--- start Dataset records ---
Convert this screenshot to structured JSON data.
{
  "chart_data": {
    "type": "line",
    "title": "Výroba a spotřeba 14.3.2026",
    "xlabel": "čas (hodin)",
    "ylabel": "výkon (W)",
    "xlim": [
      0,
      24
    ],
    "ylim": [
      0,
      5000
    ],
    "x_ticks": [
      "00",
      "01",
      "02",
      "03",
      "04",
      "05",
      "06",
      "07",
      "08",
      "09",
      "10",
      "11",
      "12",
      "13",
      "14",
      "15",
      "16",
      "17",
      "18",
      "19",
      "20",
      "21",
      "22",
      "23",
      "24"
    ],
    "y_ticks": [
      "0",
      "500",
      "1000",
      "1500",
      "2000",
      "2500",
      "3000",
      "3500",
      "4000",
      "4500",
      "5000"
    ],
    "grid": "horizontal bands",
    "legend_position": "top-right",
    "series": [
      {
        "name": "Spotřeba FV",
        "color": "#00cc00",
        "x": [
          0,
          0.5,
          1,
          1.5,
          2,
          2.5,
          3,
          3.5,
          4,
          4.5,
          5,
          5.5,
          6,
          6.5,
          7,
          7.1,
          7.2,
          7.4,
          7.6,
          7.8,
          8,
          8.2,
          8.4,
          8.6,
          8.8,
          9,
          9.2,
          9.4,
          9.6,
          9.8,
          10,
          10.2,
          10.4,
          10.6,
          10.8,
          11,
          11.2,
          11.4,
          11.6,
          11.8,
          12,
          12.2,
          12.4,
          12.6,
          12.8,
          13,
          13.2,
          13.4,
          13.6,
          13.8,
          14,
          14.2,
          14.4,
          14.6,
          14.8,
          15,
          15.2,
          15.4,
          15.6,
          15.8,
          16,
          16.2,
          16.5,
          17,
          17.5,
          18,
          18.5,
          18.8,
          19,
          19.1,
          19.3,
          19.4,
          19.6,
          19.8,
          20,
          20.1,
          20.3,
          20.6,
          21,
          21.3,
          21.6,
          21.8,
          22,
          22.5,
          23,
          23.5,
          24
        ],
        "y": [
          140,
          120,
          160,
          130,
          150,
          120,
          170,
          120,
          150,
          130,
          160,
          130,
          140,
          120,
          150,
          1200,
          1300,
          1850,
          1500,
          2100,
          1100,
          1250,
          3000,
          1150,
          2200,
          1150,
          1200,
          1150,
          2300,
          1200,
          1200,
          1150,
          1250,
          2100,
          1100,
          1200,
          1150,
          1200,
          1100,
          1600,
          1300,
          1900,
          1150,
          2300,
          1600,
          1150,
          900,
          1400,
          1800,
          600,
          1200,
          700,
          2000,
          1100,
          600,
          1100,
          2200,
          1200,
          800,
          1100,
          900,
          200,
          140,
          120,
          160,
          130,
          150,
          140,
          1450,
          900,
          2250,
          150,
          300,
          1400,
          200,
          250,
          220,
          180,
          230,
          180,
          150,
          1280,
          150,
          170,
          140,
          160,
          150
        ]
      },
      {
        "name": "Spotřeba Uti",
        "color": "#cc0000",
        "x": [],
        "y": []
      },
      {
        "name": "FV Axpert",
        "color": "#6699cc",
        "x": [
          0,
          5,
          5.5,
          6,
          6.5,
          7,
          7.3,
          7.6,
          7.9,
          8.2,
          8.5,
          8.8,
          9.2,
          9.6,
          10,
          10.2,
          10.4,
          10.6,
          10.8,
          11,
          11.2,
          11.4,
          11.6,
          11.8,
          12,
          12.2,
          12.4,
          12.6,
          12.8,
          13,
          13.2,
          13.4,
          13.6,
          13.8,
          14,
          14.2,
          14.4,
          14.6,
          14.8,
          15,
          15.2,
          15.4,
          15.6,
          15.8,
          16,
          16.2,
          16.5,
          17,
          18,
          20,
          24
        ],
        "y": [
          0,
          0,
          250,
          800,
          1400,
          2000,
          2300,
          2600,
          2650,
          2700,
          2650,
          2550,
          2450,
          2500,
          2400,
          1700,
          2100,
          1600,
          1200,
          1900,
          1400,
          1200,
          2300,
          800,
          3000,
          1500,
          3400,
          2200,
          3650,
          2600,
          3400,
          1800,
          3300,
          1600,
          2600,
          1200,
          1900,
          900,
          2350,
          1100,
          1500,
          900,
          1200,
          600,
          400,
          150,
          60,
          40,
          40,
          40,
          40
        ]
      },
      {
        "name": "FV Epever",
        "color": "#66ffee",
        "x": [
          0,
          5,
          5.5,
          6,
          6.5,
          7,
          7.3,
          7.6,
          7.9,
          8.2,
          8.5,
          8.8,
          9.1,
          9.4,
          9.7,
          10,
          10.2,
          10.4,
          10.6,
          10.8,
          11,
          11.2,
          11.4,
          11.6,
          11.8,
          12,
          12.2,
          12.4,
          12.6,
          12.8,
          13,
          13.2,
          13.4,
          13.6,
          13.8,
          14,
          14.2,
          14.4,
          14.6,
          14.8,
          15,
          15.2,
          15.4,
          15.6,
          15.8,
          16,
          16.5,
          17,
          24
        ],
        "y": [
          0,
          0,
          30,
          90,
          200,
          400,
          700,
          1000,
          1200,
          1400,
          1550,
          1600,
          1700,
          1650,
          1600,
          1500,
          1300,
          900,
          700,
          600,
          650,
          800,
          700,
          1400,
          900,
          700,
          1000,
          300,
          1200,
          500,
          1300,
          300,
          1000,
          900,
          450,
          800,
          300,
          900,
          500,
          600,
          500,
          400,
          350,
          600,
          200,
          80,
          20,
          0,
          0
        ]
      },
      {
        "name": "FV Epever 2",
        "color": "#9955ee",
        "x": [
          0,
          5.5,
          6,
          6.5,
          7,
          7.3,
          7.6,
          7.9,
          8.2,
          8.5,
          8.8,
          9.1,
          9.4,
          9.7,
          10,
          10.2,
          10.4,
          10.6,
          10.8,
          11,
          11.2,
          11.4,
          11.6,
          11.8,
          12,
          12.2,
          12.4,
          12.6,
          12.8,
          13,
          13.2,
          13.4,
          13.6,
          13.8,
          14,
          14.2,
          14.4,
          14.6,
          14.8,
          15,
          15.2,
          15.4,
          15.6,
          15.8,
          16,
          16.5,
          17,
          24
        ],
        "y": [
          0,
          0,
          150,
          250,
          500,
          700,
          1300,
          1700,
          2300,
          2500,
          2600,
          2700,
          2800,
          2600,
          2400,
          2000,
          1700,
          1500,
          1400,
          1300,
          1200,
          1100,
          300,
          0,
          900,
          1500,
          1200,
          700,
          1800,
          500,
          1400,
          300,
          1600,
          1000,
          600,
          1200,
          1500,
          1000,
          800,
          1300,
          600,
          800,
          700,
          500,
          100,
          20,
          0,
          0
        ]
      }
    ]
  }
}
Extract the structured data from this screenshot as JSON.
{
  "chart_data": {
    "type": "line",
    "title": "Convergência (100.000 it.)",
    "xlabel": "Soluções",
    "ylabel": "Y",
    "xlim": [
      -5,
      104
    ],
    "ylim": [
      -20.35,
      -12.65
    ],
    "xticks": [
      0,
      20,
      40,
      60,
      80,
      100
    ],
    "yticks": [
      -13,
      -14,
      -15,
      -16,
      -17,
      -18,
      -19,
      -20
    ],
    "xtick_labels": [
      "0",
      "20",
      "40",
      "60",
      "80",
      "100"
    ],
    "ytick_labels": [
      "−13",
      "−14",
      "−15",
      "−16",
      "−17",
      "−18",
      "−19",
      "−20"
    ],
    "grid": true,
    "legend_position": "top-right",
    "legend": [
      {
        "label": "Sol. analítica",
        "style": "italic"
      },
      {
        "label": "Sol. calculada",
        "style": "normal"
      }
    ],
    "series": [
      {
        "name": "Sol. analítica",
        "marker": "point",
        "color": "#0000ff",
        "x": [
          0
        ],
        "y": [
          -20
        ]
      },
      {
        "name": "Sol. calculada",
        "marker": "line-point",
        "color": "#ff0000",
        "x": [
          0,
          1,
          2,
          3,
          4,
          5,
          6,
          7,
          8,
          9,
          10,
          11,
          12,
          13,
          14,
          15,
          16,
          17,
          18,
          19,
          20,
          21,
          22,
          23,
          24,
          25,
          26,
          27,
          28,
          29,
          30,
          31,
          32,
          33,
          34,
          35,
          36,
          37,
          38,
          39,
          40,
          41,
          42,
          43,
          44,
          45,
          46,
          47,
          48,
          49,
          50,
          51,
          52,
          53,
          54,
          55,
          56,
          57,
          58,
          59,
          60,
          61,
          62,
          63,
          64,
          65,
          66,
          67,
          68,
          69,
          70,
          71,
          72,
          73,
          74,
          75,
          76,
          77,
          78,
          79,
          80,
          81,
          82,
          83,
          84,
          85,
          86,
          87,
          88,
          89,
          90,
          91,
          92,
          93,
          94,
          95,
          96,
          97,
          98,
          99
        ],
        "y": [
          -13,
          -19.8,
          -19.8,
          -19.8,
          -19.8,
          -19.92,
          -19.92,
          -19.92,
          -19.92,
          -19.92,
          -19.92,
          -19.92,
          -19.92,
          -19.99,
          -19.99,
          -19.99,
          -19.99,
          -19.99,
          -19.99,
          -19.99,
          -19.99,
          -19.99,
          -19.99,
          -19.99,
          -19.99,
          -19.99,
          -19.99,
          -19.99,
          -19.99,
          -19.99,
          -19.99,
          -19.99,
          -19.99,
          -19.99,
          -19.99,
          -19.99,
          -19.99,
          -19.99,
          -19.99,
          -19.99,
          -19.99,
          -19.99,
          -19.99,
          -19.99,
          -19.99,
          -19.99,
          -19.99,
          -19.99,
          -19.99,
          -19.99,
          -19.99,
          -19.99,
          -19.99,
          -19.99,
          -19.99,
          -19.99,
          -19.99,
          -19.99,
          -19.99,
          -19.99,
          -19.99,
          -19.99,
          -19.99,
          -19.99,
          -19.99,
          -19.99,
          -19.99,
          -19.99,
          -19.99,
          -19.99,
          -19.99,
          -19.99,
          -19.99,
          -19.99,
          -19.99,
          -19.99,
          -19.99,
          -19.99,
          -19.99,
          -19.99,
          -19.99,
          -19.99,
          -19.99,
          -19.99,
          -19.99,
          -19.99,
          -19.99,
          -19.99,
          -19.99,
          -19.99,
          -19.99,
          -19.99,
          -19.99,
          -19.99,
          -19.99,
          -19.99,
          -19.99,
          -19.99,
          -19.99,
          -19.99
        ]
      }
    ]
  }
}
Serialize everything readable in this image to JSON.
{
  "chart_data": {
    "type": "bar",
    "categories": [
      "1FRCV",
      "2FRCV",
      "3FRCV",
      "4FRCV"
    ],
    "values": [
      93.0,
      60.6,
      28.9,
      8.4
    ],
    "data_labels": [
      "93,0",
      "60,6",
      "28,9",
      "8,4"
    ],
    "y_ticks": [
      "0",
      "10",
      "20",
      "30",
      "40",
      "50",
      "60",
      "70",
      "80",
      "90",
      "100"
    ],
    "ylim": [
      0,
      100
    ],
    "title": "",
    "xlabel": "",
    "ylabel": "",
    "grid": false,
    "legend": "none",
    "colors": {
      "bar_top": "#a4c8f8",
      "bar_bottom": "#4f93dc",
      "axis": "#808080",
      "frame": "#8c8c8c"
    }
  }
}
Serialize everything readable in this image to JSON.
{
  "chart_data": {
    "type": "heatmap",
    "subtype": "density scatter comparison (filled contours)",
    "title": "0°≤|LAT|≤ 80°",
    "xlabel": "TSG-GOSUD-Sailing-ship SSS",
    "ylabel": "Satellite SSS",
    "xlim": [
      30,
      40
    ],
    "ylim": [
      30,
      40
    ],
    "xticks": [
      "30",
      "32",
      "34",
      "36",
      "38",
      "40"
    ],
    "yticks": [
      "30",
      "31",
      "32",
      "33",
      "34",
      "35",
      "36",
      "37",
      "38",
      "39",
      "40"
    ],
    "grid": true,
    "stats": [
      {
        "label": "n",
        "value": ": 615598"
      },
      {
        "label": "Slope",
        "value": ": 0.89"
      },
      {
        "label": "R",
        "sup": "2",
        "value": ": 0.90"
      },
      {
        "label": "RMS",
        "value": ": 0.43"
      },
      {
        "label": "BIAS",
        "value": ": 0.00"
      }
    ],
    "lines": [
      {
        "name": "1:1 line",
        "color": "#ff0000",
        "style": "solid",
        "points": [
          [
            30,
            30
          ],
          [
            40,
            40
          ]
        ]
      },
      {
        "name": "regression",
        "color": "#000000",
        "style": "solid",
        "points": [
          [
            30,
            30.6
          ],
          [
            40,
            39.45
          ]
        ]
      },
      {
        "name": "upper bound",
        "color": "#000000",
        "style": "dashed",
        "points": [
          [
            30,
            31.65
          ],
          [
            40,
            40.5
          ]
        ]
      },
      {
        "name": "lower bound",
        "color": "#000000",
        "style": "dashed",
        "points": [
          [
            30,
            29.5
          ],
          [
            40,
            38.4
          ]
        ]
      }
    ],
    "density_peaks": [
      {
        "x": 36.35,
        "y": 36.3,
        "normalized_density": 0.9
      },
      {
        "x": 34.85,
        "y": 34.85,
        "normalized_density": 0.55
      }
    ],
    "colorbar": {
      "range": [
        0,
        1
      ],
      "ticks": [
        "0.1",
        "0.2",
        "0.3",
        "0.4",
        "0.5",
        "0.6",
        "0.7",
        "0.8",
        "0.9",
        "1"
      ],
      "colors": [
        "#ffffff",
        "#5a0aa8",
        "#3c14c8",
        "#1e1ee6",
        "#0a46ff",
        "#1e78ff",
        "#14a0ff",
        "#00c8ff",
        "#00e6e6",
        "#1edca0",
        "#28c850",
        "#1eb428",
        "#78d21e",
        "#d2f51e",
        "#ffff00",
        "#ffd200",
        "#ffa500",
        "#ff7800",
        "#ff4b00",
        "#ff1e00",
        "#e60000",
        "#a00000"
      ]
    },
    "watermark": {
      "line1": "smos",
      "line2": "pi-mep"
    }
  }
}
--- end Dataset records ---
**Task objective**
Check each line of the data above for the word "title" and say how many lines have it. Give the number alone.

**Solution for this exercise**
4